• Set exercise: Transcribe the material word for word, but without the images.

• Records for the exercise:
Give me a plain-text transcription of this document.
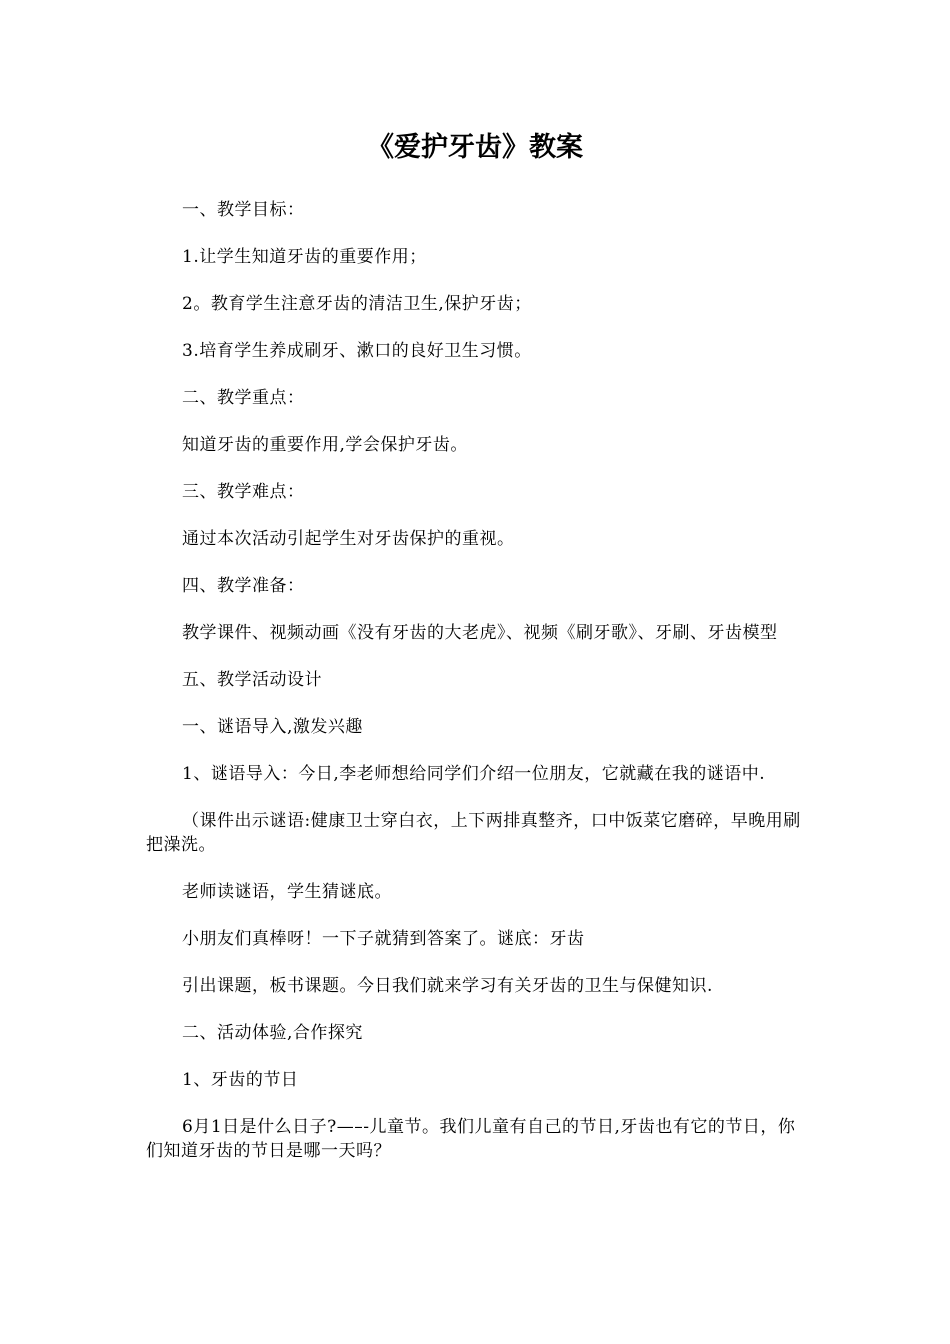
《爱护牙齿》教案

一、教学目标：

1.让学生知道牙齿的重要作用；

2。教育学生注意牙齿的清洁卫生,保护牙齿；

3.培育学生养成刷牙、漱口的良好卫生习惯。

二、教学重点：

知道牙齿的重要作用,学会保护牙齿。

三、教学难点：

通过本次活动引起学生对牙齿保护的重视。

四、教学准备：

教学课件、视频动画《没有牙齿的大老虎》、视频《刷牙歌》、牙刷、牙齿模型

五、教学活动设计

一、谜语导入,激发兴趣

1、谜语导入：今日,李老师想给同学们介绍一位朋友，它就藏在我的谜语中.

（课件出示谜语:健康卫士穿白衣，上下两排真整齐，口中饭菜它磨碎，早晚用刷把澡洗。

老师读谜语，学生猜谜底。

小朋友们真棒呀！一下子就猜到答案了。谜底：牙齿

引出课题，板书课题。今日我们就来学习有关牙齿的卫生与保健知识.

二、活动体验,合作探究

1、牙齿的节日

6月1日是什么日子?—–-儿童节。我们儿童有自己的节日,牙齿也有它的节日，你们知道牙齿的节日是哪一天吗？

• Task answer:
Give me a plain-text transcription of this document.
《爱护牙齿》教案

一、教学目标：

1.让学生知道牙齿的重要作用；

2。教育学生注意牙齿的清洁卫生,保护牙齿；

3.培育学生养成刷牙、漱口的良好卫生习惯。

二、教学重点：

知道牙齿的重要作用,学会保护牙齿。

三、教学难点：

通过本次活动引起学生对牙齿保护的重视。

四、教学准备：

教学课件、视频动画《没有牙齿的大老虎》、视频《刷牙歌》、牙刷、牙齿模型

五、教学活动设计

一、谜语导入,激发兴趣

1、谜语导入：今日,李老师想给同学们介绍一位朋友，它就藏在我的谜语中.

（课件出示谜语:健康卫士穿白衣，上下两排真整齐，口中饭菜它磨碎，早晚用刷把澡洗。

老师读谜语，学生猜谜底。

小朋友们真棒呀！一下子就猜到答案了。谜底：牙齿

引出课题，板书课题。今日我们就来学习有关牙齿的卫生与保健知识.

二、活动体验,合作探究

1、牙齿的节日

6月1日是什么日子?—–-儿童节。我们儿童有自己的节日,牙齿也有它的节日，你们知道牙齿的节日是哪一天吗？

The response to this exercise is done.